**Aim of the exercise**: Copy every line of the data that contains the string "estimate".

Begin Record list

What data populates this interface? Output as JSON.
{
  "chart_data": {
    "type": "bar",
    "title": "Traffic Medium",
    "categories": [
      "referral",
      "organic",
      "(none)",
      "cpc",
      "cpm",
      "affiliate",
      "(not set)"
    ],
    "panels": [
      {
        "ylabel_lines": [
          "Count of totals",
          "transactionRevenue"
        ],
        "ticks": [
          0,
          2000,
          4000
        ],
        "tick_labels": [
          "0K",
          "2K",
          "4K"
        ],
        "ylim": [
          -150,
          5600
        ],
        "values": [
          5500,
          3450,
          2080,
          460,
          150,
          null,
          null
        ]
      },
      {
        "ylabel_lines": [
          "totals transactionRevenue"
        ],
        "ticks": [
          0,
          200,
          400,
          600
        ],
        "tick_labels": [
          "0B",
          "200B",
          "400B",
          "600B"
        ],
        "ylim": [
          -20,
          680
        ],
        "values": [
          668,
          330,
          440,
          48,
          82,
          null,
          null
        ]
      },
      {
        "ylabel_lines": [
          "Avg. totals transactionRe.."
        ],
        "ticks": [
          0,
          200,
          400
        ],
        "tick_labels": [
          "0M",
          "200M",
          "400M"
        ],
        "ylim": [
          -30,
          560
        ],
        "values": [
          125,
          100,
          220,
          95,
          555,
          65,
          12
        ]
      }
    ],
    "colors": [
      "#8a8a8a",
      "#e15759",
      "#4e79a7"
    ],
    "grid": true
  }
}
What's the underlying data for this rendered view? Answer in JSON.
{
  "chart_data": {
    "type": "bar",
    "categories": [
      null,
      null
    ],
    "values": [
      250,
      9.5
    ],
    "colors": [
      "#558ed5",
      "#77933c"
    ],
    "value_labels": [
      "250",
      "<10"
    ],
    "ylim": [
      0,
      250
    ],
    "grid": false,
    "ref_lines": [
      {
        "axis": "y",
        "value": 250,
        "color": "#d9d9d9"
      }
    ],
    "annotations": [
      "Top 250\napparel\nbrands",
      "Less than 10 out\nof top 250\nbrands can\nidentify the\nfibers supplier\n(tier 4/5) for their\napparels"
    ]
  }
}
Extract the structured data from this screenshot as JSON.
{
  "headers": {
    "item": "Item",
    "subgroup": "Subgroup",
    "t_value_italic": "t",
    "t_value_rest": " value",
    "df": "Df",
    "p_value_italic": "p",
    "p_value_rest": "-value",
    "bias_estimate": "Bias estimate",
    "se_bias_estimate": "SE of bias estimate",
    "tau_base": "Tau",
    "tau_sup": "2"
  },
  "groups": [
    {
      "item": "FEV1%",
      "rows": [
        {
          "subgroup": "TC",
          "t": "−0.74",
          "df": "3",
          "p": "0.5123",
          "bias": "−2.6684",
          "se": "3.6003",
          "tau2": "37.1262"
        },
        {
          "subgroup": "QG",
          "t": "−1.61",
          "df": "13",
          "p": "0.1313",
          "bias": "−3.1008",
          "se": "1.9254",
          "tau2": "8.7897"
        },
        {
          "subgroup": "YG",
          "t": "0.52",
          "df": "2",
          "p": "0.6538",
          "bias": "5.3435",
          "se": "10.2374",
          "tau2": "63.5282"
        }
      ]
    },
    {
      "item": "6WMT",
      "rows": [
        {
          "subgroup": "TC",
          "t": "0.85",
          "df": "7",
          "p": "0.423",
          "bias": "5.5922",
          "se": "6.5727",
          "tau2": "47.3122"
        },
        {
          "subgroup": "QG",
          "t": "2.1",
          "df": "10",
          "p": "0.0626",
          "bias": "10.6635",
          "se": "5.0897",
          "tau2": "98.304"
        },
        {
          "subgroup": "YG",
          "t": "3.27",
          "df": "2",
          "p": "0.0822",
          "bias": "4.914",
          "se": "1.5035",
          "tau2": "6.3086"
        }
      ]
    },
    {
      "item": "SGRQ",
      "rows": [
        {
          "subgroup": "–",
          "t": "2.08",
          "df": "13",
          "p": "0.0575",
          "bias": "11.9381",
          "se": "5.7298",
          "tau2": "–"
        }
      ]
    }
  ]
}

End Record list

**Final result**:
    "bias_estimate": "Bias estimate",
    "se_bias_estimate": "SE of bias estimate",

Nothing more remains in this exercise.